**EXERCISE**
From the listing below, work out how many lines contain "대상으로". Reply with that number only.

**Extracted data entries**

________________________

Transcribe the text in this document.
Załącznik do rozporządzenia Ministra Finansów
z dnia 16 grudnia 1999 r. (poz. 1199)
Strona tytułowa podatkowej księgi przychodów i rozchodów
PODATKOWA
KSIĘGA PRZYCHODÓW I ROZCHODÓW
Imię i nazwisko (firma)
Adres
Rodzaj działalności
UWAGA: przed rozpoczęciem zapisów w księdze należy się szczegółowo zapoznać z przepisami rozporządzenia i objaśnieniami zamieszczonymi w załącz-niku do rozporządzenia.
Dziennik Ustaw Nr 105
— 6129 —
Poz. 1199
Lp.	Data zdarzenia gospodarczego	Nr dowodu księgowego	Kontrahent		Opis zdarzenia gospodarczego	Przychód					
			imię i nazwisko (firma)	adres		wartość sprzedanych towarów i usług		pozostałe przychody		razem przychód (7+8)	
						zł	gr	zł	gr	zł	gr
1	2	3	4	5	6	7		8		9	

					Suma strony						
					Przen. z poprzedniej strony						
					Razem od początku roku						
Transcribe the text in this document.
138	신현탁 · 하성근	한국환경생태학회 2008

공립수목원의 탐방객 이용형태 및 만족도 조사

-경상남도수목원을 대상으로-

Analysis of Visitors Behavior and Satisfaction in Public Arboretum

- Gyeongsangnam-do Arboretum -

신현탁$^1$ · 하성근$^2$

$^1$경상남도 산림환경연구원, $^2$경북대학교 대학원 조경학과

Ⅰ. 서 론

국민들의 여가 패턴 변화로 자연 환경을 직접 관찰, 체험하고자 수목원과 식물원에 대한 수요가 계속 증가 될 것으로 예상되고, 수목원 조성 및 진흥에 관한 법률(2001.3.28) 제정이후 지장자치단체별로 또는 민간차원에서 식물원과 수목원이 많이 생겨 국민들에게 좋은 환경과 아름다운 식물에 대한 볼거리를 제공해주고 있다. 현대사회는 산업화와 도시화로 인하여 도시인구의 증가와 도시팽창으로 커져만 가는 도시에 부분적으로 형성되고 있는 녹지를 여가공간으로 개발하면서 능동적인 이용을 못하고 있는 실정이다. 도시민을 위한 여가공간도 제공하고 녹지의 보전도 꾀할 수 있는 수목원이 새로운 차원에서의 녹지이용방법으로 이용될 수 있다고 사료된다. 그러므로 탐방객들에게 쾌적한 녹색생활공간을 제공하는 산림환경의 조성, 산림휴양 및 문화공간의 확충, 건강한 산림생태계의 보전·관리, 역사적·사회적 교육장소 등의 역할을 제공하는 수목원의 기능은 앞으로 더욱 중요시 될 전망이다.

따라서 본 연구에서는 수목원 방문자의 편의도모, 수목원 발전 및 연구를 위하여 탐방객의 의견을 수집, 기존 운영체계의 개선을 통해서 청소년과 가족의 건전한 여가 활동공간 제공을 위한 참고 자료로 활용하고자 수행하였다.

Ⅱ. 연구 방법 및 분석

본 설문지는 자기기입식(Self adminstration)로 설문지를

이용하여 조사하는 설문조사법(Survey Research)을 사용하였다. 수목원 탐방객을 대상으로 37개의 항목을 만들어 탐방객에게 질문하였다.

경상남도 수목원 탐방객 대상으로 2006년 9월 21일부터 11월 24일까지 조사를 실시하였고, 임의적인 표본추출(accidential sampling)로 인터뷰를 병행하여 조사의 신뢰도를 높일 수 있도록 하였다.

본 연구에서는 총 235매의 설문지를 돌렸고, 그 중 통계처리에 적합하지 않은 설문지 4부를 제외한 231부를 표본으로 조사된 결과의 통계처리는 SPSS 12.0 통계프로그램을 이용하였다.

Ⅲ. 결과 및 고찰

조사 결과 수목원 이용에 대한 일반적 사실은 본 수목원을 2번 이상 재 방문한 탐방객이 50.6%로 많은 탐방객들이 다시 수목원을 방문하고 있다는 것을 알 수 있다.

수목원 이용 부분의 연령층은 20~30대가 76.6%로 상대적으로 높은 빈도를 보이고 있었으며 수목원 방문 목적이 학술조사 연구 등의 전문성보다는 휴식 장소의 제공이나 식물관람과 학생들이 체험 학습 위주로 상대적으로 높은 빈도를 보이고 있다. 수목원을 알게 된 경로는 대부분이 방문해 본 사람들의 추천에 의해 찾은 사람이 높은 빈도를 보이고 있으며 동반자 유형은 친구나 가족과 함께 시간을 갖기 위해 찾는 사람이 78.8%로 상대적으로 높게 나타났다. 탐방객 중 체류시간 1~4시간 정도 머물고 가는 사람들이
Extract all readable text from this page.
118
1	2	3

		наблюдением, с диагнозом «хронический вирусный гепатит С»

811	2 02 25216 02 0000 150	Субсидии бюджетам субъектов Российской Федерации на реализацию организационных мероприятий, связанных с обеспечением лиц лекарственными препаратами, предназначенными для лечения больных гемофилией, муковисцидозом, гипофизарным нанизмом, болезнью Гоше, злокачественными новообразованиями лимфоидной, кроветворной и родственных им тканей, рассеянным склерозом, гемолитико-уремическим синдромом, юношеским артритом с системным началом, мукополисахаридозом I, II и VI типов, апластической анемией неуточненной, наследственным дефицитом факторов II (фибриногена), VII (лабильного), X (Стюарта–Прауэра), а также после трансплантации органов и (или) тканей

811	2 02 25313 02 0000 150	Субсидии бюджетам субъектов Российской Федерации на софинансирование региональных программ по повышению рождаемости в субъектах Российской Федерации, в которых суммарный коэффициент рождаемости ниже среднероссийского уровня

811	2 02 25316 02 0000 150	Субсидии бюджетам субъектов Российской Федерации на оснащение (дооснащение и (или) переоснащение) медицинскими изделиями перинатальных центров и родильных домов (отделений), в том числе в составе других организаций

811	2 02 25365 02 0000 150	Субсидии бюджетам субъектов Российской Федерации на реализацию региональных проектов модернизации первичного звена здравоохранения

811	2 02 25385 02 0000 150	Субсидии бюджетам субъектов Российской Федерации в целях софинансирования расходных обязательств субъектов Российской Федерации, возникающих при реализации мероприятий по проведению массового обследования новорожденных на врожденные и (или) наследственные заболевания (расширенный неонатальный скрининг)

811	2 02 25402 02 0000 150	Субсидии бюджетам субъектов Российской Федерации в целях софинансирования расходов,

________________________

**RESPONSE FOR THIS EXERCISE**
3